Transcribed document page entries:
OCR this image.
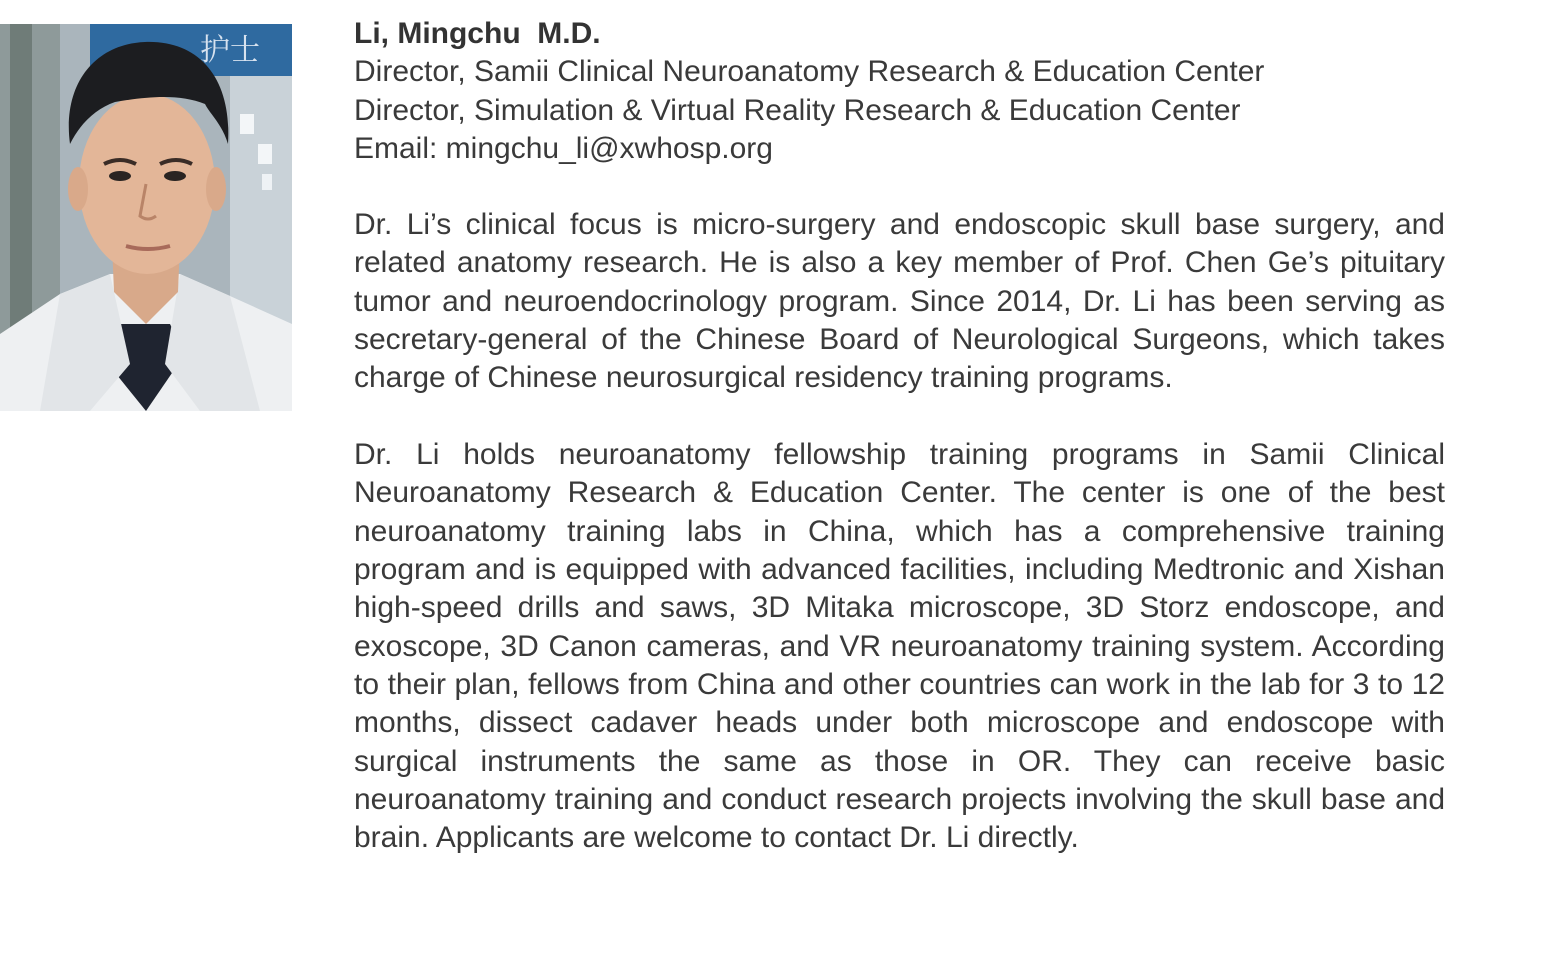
护士	Li, Mingchu  M.D.
Director, Samii Clinical Neuroanatomy Research & Education Center
Director, Simulation & Virtual Reality Research & Education Center
Email: mingchu_li@xwhosp.org

Dr. Li’s clinical focus is micro-surgery and endoscopic skull base surgery, and related anatomy research. He is also a key member of Prof. Chen Ge’s pituitary tumor and neuroendocrinology program. Since 2014, Dr. Li has been serving as secretary-general of the Chinese Board of Neurological Surgeons, which takes charge of Chinese neurosurgical residency training programs.

Dr. Li holds neuroanatomy fellowship training programs in Samii Clinical Neuroanatomy Research & Education Center. The center is one of the best neuroanatomy training labs in China, which has a comprehensive training program and is equipped with advanced facilities, including Medtronic and Xishan high-speed drills and saws, 3D Mitaka microscope, 3D Storz endoscope, and exoscope, 3D Canon cameras, and VR neuroanatomy training system. According to their plan, fellows from China and other countries can work in the lab for 3 to 12 months, dissect cadaver heads under both microscope and endoscope with surgical instruments the same as those in OR. They can receive basic neuroanatomy training and conduct research projects involving the skull base and brain. Applicants are welcome to contact Dr. Li directly.
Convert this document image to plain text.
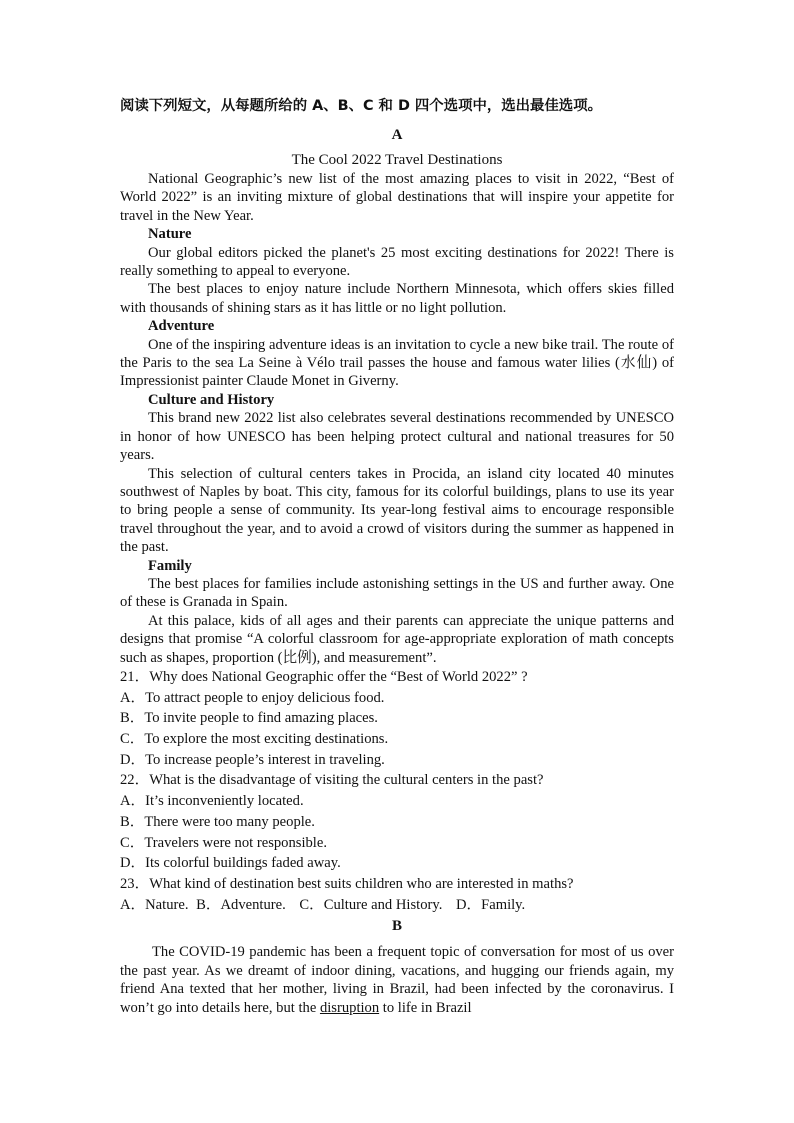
阅读下列短文，从每题所给的 A、B、C 和 D 四个选项中，选出最佳选项。
A
The Cool 2022 Travel Destinations

National Geographic’s new list of the most amazing places to visit in 2022, “Best of World 2022” is an inviting mixture of global destinations that will inspire your appetite for travel in the New Year.

Nature

Our global editors picked the planet's 25 most exciting destinations for 2022! There is really something to appeal to everyone.

The best places to enjoy nature include Northern Minnesota, which offers skies filled with thousands of shining stars as it has little or no light pollution.

Adventure

One of the inspiring adventure ideas is an invitation to cycle a new bike trail. The route of the Paris to the sea La Seine à Vélo trail passes the house and famous water lilies (水仙) of Impressionist painter Claude Monet in Giverny.

Culture and History

This brand new 2022 list also celebrates several destinations recommended by UNESCO in honor of how UNESCO has been helping protect cultural and national treasures for 50 years.

This selection of cultural centers takes in Procida, an island city located 40 minutes southwest of Naples by boat. This city, famous for its colorful buildings, plans to use its year to bring people a sense of community. Its year-long festival aims to encourage responsible travel throughout the year, and to avoid a crowd of visitors during the summer as happened in the past.

Family

The best places for families include astonishing settings in the US and further away. One of these is Granada in Spain.

At this palace, kids of all ages and their parents can appreciate the unique patterns and designs that promise “A colorful classroom for age-appropriate exploration of math concepts such as shapes, proportion (比例), and measurement”.

21．Why does National Geographic offer the “Best of World 2022” ?
A．To attract people to enjoy delicious food.
B．To invite people to find amazing places.
C．To explore the most exciting destinations.
D．To increase people’s interest in traveling.
22．What is the disadvantage of visiting the cultural centers in the past?
A．It’s inconveniently located.
B．There were too many people.
C．Travelers were not responsible.
D．Its colorful buildings faded away.
23．What kind of destination best suits children who are interested in maths?
A．Nature. B．Adventure. C．Culture and History. D．Family.
B

The COVID-19 pandemic has been a frequent topic of conversation for most of us over the past year. As we dreamt of indoor dining, vacations, and hugging our friends again, my friend Ana texted that her mother, living in Brazil, had been infected by the coronavirus. I won’t go into details here, but the disruption to life in Brazil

WHAT YOU ARE ASKED TO DO ▸ Take every entry above and transcribe it exactly, with no pictures in the copy.

TASK OUTPUT ▸
OCR this image.
护士	Li, Mingchu  M.D.
Director, Samii Clinical Neuroanatomy Research & Education Center
Director, Simulation & Virtual Reality Research & Education Center
Email: mingchu_li@xwhosp.org

Dr. Li’s clinical focus is micro-surgery and endoscopic skull base surgery, and related anatomy research. He is also a key member of Prof. Chen Ge’s pituitary tumor and neuroendocrinology program. Since 2014, Dr. Li has been serving as secretary-general of the Chinese Board of Neurological Surgeons, which takes charge of Chinese neurosurgical residency training programs.

Dr. Li holds neuroanatomy fellowship training programs in Samii Clinical Neuroanatomy Research & Education Center. The center is one of the best neuroanatomy training labs in China, which has a comprehensive training program and is equipped with advanced facilities, including Medtronic and Xishan high-speed drills and saws, 3D Mitaka microscope, 3D Storz endoscope, and exoscope, 3D Canon cameras, and VR neuroanatomy training system. According to their plan, fellows from China and other countries can work in the lab for 3 to 12 months, dissect cadaver heads under both microscope and endoscope with surgical instruments the same as those in OR. They can receive basic neuroanatomy training and conduct research projects involving the skull base and brain. Applicants are welcome to contact Dr. Li directly.
Convert this document image to plain text.
阅读下列短文，从每题所给的 A、B、C 和 D 四个选项中，选出最佳选项。
A
The Cool 2022 Travel Destinations

National Geographic’s new list of the most amazing places to visit in 2022, “Best of World 2022” is an inviting mixture of global destinations that will inspire your appetite for travel in the New Year.

Nature

Our global editors picked the planet's 25 most exciting destinations for 2022! There is really something to appeal to everyone.

The best places to enjoy nature include Northern Minnesota, which offers skies filled with thousands of shining stars as it has little or no light pollution.

Adventure

One of the inspiring adventure ideas is an invitation to cycle a new bike trail. The route of the Paris to the sea La Seine à Vélo trail passes the house and famous water lilies (水仙) of Impressionist painter Claude Monet in Giverny.

Culture and History

This brand new 2022 list also celebrates several destinations recommended by UNESCO in honor of how UNESCO has been helping protect cultural and national treasures for 50 years.

This selection of cultural centers takes in Procida, an island city located 40 minutes southwest of Naples by boat. This city, famous for its colorful buildings, plans to use its year to bring people a sense of community. Its year-long festival aims to encourage responsible travel throughout the year, and to avoid a crowd of visitors during the summer as happened in the past.

Family

The best places for families include astonishing settings in the US and further away. One of these is Granada in Spain.

At this palace, kids of all ages and their parents can appreciate the unique patterns and designs that promise “A colorful classroom for age-appropriate exploration of math concepts such as shapes, proportion (比例), and measurement”.

21．Why does National Geographic offer the “Best of World 2022” ?
A．To attract people to enjoy delicious food.
B．To invite people to find amazing places.
C．To explore the most exciting destinations.
D．To increase people’s interest in traveling.
22．What is the disadvantage of visiting the cultural centers in the past?
A．It’s inconveniently located.
B．There were too many people.
C．Travelers were not responsible.
D．Its colorful buildings faded away.
23．What kind of destination best suits children who are interested in maths?
A．Nature. B．Adventure. C．Culture and History. D．Family.
B

The COVID-19 pandemic has been a frequent topic of conversation for most of us over the past year. As we dreamt of indoor dining, vacations, and hugging our friends again, my friend Ana texted that her mother, living in Brazil, had been infected by the coronavirus. I won’t go into details here, but the disruption to life in Brazil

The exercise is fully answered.